--- Objective ---
Repeat the entire listing exactly as written.
── Exercise materials
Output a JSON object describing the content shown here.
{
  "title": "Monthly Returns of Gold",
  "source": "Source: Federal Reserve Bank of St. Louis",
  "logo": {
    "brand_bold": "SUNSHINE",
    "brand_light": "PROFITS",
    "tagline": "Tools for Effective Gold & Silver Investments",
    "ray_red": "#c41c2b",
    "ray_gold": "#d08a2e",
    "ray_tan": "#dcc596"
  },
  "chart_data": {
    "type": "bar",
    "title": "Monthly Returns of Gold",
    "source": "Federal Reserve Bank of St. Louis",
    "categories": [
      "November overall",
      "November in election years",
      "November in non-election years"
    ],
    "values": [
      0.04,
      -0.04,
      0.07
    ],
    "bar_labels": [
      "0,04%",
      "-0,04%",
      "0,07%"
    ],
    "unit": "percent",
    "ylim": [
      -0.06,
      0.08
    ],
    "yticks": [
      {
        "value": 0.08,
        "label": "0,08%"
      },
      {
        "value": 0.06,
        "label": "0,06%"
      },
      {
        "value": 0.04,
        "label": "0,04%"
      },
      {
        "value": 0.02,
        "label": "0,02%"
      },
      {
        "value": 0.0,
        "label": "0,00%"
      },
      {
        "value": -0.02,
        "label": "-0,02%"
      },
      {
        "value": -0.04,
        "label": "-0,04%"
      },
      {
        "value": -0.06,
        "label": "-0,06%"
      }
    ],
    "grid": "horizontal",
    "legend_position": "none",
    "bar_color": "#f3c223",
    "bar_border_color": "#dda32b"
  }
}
────
--- Task solution ---
Output a JSON object describing the content shown here.
{
  "title": "Monthly Returns of Gold",
  "source": "Source: Federal Reserve Bank of St. Louis",
  "logo": {
    "brand_bold": "SUNSHINE",
    "brand_light": "PROFITS",
    "tagline": "Tools for Effective Gold & Silver Investments",
    "ray_red": "#c41c2b",
    "ray_gold": "#d08a2e",
    "ray_tan": "#dcc596"
  },
  "chart_data": {
    "type": "bar",
    "title": "Monthly Returns of Gold",
    "source": "Federal Reserve Bank of St. Louis",
    "categories": [
      "November overall",
      "November in election years",
      "November in non-election years"
    ],
    "values": [
      0.04,
      -0.04,
      0.07
    ],
    "bar_labels": [
      "0,04%",
      "-0,04%",
      "0,07%"
    ],
    "unit": "percent",
    "ylim": [
      -0.06,
      0.08
    ],
    "yticks": [
      {
        "value": 0.08,
        "label": "0,08%"
      },
      {
        "value": 0.06,
        "label": "0,06%"
      },
      {
        "value": 0.04,
        "label": "0,04%"
      },
      {
        "value": 0.02,
        "label": "0,02%"
      },
      {
        "value": 0.0,
        "label": "0,00%"
      },
      {
        "value": -0.02,
        "label": "-0,02%"
      },
      {
        "value": -0.04,
        "label": "-0,04%"
      },
      {
        "value": -0.06,
        "label": "-0,06%"
      }
    ],
    "grid": "horizontal",
    "legend_position": "none",
    "bar_color": "#f3c223",
    "bar_border_color": "#dda32b"
  }
}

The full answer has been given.